_PROVIDED INFORMATION_.
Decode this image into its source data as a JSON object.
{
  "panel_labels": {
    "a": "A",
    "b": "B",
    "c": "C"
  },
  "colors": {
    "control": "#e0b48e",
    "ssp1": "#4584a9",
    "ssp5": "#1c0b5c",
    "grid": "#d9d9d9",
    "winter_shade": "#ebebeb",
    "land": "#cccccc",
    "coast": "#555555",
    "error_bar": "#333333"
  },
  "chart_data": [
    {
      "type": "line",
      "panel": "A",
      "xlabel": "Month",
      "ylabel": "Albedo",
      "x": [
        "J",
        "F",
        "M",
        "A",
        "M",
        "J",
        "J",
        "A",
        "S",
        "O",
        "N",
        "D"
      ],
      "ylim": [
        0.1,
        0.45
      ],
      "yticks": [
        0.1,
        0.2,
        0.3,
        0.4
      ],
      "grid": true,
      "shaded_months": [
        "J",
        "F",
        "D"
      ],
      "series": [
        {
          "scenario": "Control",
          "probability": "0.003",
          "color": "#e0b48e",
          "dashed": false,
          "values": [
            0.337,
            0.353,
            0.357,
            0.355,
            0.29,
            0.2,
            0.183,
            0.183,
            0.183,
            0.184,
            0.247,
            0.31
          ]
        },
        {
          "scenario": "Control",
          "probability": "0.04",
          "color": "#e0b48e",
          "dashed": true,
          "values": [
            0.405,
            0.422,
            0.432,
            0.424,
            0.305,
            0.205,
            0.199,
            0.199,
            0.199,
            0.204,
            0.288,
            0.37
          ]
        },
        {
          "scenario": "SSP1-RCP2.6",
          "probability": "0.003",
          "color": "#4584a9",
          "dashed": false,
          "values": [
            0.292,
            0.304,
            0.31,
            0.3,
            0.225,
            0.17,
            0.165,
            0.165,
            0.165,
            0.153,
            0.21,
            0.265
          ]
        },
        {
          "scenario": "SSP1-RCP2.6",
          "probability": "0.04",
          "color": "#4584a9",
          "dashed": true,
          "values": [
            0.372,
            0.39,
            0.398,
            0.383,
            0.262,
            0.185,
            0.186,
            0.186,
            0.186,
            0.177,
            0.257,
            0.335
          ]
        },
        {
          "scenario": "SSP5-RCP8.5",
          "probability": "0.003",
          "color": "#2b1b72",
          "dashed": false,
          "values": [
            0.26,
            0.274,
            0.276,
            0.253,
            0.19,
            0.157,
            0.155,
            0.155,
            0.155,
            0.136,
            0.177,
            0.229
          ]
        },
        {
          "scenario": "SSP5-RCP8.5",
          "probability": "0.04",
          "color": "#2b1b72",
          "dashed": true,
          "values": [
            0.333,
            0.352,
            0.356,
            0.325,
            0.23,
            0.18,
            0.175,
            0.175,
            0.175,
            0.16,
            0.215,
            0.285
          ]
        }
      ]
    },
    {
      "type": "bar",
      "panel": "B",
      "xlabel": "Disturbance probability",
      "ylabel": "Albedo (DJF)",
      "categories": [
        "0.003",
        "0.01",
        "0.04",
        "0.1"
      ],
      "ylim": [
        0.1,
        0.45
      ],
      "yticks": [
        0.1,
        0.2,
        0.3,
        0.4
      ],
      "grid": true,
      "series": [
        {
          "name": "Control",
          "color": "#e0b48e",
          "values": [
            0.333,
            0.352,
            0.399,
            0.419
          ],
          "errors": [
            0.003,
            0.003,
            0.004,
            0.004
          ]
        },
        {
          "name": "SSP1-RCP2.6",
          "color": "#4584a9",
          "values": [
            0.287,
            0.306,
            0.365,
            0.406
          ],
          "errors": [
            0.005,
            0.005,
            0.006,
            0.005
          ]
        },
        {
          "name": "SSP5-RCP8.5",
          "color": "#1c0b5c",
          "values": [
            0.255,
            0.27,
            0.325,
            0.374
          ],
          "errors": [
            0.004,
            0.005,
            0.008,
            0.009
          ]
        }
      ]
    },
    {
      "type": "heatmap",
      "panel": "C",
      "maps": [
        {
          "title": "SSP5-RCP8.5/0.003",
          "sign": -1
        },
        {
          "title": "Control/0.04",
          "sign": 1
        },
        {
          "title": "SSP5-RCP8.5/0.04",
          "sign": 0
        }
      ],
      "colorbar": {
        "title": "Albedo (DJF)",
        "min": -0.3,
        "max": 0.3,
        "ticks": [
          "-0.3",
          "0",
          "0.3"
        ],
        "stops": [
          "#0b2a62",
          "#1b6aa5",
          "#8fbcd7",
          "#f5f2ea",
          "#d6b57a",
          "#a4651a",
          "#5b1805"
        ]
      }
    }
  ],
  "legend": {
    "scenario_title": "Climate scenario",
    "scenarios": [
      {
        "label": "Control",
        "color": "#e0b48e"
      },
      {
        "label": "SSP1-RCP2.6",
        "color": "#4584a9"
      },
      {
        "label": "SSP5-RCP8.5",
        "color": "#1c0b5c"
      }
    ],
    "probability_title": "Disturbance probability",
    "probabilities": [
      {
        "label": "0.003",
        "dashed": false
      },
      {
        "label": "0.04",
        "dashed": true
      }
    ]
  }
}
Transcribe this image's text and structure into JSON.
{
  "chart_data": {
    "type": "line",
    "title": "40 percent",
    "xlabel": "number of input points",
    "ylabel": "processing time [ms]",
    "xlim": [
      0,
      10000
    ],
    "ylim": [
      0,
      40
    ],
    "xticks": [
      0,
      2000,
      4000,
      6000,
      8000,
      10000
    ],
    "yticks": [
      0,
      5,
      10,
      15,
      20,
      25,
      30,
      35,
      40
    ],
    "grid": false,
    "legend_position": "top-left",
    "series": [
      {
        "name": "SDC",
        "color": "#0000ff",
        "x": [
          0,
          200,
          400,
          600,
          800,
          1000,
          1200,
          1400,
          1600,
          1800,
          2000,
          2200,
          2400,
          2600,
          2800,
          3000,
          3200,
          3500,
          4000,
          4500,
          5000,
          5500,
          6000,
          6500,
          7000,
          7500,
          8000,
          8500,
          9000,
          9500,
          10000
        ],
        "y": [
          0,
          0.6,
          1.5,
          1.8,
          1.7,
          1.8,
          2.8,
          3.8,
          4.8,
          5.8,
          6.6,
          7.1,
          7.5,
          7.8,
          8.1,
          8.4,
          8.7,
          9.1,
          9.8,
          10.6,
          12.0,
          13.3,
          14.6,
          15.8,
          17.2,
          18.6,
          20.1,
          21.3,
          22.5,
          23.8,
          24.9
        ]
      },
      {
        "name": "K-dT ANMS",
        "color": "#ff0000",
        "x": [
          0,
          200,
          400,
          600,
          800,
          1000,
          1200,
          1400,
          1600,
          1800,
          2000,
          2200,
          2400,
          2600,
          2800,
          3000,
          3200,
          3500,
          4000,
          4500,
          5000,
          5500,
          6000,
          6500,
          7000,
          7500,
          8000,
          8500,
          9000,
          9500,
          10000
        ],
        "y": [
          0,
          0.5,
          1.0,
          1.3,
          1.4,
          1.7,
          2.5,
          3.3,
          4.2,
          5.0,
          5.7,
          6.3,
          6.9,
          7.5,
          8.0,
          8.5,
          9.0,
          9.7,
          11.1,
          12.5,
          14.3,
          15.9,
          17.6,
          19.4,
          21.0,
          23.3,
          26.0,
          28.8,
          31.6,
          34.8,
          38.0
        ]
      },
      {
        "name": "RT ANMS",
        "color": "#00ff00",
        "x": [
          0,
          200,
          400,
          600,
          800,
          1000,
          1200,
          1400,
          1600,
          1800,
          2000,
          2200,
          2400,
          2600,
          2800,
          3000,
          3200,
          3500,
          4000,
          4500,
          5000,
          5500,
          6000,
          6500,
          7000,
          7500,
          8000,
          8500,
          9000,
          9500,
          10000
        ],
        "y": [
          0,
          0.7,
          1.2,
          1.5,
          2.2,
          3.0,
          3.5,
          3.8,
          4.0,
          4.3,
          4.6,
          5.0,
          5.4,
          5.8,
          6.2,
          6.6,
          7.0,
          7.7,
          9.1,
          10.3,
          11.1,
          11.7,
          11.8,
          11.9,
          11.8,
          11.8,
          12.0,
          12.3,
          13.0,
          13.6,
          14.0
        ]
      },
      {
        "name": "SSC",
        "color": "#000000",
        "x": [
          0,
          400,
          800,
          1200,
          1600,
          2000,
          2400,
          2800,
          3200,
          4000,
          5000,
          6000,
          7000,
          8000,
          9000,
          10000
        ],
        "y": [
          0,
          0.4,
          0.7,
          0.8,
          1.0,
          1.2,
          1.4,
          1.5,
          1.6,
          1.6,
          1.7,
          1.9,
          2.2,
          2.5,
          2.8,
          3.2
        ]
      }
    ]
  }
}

_TASK REQUIREMENTS_.
Copy each line of the listing that holds the word "name".

_TASK RESPONSE_.
          "name": "Control",
          "name": "SSP1-RCP2.6",
          "name": "SSP5-RCP8.5",
        "name": "SDC",
        "name": "K-dT ANMS",
        "name": "RT ANMS",
        "name": "SSC",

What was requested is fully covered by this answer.